Work out how many lines contain "Approval". Reply with the count alone.
——
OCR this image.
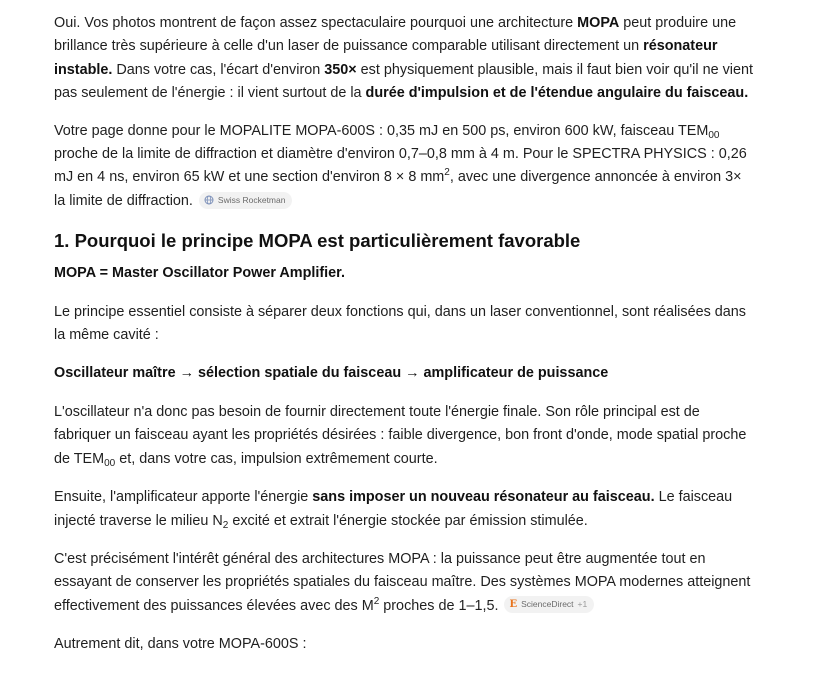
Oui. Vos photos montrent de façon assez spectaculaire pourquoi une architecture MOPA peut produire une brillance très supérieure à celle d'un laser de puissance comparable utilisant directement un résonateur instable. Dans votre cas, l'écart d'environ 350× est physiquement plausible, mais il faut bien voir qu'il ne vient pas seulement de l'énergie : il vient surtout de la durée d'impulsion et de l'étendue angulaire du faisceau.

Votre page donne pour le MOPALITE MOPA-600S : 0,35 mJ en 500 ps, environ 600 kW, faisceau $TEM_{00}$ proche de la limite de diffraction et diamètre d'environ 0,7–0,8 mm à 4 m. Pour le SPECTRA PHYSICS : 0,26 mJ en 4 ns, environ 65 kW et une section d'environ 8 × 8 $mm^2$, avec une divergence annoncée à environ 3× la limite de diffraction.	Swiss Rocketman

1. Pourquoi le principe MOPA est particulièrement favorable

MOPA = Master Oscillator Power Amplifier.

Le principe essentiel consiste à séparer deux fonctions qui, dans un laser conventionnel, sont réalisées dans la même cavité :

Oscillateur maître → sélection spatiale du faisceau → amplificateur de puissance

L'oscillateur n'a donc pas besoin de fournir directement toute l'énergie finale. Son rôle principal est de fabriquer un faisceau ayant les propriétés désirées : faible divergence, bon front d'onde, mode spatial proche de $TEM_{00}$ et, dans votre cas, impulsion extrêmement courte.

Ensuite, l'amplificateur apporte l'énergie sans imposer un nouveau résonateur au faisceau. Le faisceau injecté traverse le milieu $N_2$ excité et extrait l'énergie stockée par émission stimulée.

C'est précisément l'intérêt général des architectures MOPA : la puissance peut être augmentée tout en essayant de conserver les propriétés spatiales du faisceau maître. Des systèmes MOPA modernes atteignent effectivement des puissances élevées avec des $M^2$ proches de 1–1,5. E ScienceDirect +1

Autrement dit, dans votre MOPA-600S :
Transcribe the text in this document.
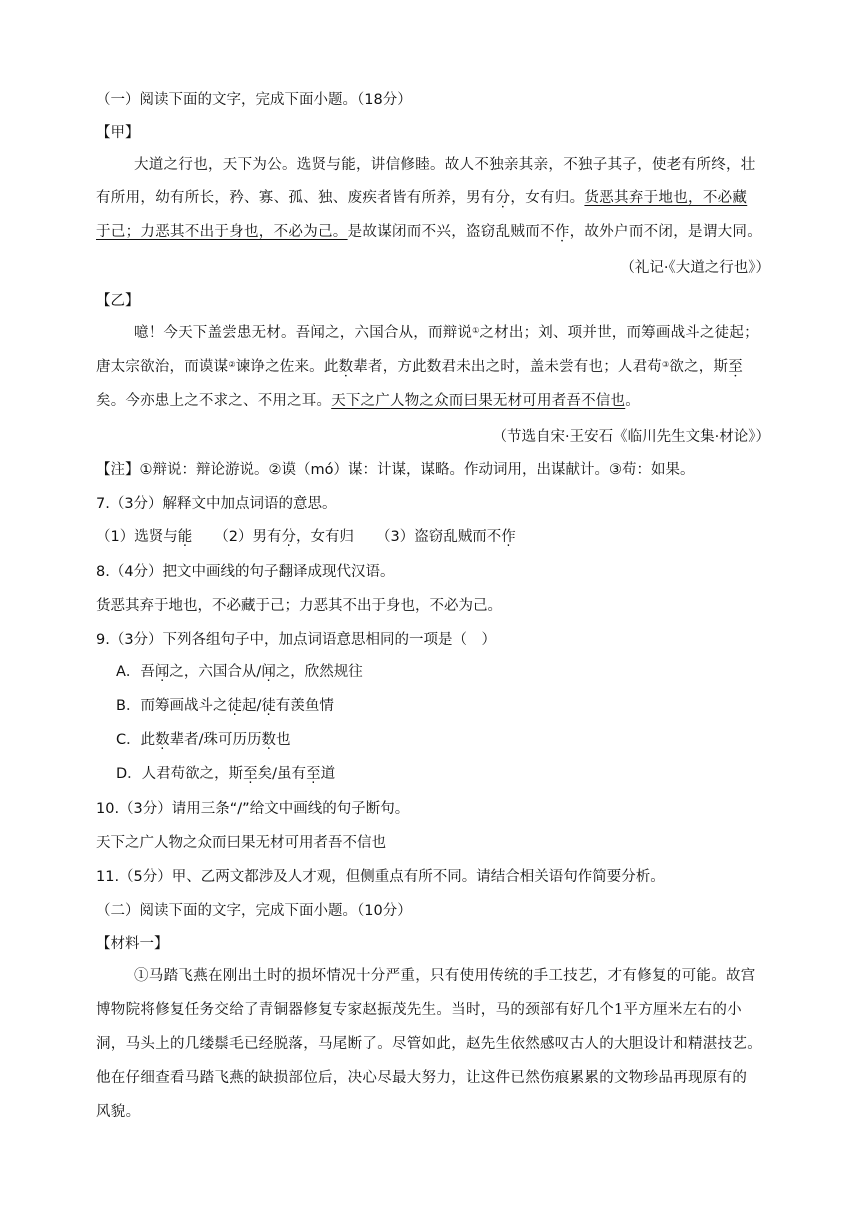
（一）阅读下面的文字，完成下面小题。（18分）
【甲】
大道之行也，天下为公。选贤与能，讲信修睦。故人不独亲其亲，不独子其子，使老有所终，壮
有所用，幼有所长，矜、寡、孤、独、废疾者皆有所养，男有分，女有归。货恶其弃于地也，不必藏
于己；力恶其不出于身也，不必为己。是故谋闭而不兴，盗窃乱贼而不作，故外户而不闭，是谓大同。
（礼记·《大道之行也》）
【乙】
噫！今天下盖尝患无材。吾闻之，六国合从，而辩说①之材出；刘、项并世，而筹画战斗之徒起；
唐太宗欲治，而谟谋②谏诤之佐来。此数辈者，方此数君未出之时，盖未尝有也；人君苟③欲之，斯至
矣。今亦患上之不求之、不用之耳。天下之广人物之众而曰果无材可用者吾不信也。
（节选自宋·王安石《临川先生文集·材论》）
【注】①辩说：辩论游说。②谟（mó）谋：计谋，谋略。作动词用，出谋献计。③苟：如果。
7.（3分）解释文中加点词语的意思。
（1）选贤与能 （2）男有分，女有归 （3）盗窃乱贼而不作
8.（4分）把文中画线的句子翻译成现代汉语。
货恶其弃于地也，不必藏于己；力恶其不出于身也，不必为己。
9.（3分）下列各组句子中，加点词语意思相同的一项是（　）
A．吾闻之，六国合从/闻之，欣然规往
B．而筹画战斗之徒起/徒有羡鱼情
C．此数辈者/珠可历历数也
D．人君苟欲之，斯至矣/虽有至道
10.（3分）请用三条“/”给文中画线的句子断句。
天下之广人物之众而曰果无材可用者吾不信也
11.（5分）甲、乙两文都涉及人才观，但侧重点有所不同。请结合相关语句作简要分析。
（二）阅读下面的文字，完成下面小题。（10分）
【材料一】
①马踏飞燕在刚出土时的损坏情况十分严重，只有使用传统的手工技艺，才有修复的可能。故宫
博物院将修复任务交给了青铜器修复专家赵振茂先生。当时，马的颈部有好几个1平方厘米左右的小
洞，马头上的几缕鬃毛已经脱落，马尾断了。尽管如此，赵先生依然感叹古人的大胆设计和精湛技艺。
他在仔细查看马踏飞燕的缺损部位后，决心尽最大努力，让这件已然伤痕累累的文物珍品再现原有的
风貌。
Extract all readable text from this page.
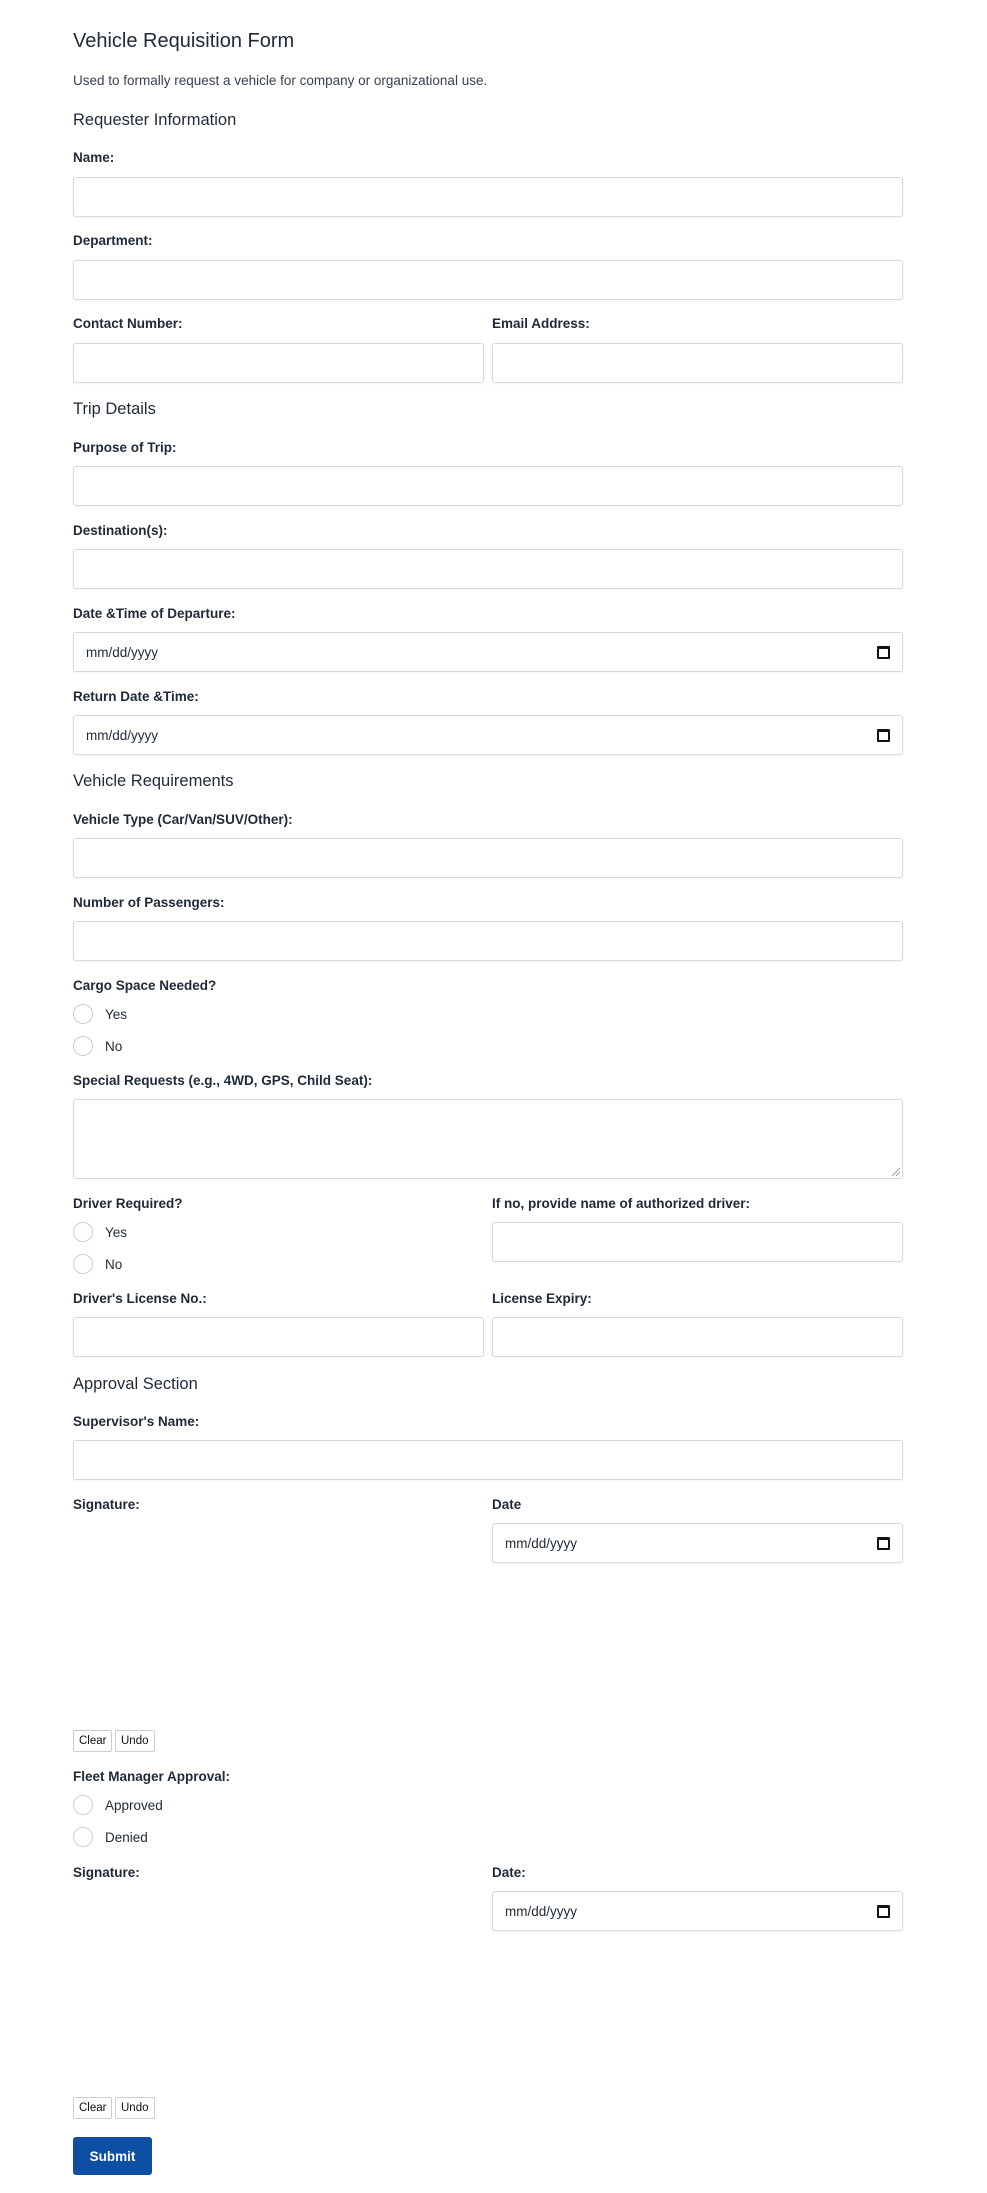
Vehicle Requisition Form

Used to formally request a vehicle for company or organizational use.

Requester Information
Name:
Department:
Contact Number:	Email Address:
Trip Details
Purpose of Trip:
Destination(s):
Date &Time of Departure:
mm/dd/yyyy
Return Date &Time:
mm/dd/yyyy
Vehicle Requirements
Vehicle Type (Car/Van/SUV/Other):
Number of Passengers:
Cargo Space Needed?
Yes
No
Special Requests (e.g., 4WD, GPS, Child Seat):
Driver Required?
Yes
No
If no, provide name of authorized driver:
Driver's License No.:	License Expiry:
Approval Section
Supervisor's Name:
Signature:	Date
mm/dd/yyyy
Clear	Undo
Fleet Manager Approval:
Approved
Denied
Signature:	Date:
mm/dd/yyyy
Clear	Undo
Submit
——
▶ [Result for this exercise] 2